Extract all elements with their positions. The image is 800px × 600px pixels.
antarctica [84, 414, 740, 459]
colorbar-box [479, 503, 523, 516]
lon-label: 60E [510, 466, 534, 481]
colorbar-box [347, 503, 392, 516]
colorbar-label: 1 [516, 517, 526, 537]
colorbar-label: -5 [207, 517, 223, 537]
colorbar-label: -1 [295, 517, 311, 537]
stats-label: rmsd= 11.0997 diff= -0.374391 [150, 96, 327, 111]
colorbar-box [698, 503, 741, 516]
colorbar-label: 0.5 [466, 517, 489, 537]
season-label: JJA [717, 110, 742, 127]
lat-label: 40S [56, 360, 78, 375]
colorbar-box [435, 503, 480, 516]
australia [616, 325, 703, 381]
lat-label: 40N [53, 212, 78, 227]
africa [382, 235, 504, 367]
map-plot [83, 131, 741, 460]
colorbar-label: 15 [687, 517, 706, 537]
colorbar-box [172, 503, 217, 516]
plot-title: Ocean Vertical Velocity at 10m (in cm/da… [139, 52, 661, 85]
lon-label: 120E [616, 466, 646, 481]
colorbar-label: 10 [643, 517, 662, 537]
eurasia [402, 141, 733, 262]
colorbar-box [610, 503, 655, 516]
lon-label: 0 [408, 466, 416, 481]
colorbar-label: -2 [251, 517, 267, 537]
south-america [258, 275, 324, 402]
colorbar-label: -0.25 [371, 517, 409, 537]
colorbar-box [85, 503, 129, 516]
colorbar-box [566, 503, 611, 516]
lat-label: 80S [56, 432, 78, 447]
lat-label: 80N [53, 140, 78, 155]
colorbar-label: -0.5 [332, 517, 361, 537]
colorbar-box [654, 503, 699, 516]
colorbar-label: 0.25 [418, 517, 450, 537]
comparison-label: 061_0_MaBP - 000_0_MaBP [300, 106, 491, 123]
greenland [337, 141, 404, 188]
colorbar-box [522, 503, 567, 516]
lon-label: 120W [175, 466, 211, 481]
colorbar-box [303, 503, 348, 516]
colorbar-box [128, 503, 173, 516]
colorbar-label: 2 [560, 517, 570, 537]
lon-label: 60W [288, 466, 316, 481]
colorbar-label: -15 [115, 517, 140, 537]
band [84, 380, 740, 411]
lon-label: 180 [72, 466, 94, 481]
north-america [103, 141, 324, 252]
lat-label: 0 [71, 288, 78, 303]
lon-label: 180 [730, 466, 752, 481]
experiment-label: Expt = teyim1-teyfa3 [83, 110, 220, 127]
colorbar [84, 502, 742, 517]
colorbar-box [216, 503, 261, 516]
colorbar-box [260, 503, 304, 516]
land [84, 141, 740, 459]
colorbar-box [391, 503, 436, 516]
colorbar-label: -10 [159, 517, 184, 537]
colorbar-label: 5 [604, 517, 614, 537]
......
→ Directions:
Reproduce all the items above, switching every "lon-label" to "longitude-label" and leaving the rest of each line unchanged.

→ Complete answer:
Extract all elements with their positions. The image is 800px × 600px pixels.
antarctica [84, 414, 740, 459]
colorbar-box [479, 503, 523, 516]
longitude-label: 60E [510, 466, 534, 481]
colorbar-box [347, 503, 392, 516]
colorbar-label: 1 [516, 517, 526, 537]
colorbar-label: -5 [207, 517, 223, 537]
colorbar-label: -1 [295, 517, 311, 537]
stats-label: rmsd= 11.0997 diff= -0.374391 [150, 96, 327, 111]
colorbar-box [698, 503, 741, 516]
colorbar-label: 0.5 [466, 517, 489, 537]
season-label: JJA [717, 110, 742, 127]
lat-label: 40S [56, 360, 78, 375]
colorbar-box [435, 503, 480, 516]
australia [616, 325, 703, 381]
lat-label: 40N [53, 212, 78, 227]
africa [382, 235, 504, 367]
map-plot [83, 131, 741, 460]
colorbar-label: 15 [687, 517, 706, 537]
colorbar-box [172, 503, 217, 516]
plot-title: Ocean Vertical Velocity at 10m (in cm/da… [139, 52, 661, 85]
longitude-label: 120E [616, 466, 646, 481]
colorbar-label: 10 [643, 517, 662, 537]
eurasia [402, 141, 733, 262]
colorbar-box [610, 503, 655, 516]
longitude-label: 0 [408, 466, 416, 481]
colorbar-label: -2 [251, 517, 267, 537]
south-america [258, 275, 324, 402]
colorbar-label: -0.25 [371, 517, 409, 537]
colorbar-box [85, 503, 129, 516]
colorbar-box [566, 503, 611, 516]
lat-label: 80S [56, 432, 78, 447]
lat-label: 80N [53, 140, 78, 155]
colorbar-label: -0.5 [332, 517, 361, 537]
colorbar-box [654, 503, 699, 516]
colorbar-label: 0.25 [418, 517, 450, 537]
comparison-label: 061_0_MaBP - 000_0_MaBP [300, 106, 491, 123]
greenland [337, 141, 404, 188]
colorbar-box [522, 503, 567, 516]
longitude-label: 120W [175, 466, 211, 481]
colorbar-box [303, 503, 348, 516]
colorbar-box [128, 503, 173, 516]
colorbar-label: 2 [560, 517, 570, 537]
longitude-label: 60W [288, 466, 316, 481]
colorbar-label: -15 [115, 517, 140, 537]
band [84, 380, 740, 411]
longitude-label: 180 [72, 466, 94, 481]
north-america [103, 141, 324, 252]
lat-label: 0 [71, 288, 78, 303]
longitude-label: 180 [730, 466, 752, 481]
experiment-label: Expt = teyim1-teyfa3 [83, 110, 220, 127]
colorbar [84, 502, 742, 517]
colorbar-box [216, 503, 261, 516]
colorbar-box [260, 503, 304, 516]
land [84, 141, 740, 459]
colorbar-box [391, 503, 436, 516]
colorbar-label: -10 [159, 517, 184, 537]
colorbar-label: 5 [604, 517, 614, 537]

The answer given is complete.